Figure contents as structured data
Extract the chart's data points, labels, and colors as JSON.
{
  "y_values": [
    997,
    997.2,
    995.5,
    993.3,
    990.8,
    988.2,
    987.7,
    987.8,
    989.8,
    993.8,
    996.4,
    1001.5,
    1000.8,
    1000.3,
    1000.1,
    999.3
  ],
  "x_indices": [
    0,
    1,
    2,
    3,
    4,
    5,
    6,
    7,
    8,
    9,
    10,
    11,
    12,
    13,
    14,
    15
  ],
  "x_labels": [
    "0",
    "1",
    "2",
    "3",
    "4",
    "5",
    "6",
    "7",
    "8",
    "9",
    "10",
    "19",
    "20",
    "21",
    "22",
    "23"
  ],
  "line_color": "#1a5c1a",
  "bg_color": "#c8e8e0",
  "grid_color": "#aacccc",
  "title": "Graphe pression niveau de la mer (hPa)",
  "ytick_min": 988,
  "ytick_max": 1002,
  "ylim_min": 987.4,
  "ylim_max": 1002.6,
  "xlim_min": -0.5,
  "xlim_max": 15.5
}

To do: Write out the entire listing exactly.

Answer for the task:
Extract the chart's data points, labels, and colors as JSON.
{
  "y_values": [
    997,
    997.2,
    995.5,
    993.3,
    990.8,
    988.2,
    987.7,
    987.8,
    989.8,
    993.8,
    996.4,
    1001.5,
    1000.8,
    1000.3,
    1000.1,
    999.3
  ],
  "x_indices": [
    0,
    1,
    2,
    3,
    4,
    5,
    6,
    7,
    8,
    9,
    10,
    11,
    12,
    13,
    14,
    15
  ],
  "x_labels": [
    "0",
    "1",
    "2",
    "3",
    "4",
    "5",
    "6",
    "7",
    "8",
    "9",
    "10",
    "19",
    "20",
    "21",
    "22",
    "23"
  ],
  "line_color": "#1a5c1a",
  "bg_color": "#c8e8e0",
  "grid_color": "#aacccc",
  "title": "Graphe pression niveau de la mer (hPa)",
  "ytick_min": 988,
  "ytick_max": 1002,
  "ylim_min": 987.4,
  "ylim_max": 1002.6,
  "xlim_min": -0.5,
  "xlim_max": 15.5
}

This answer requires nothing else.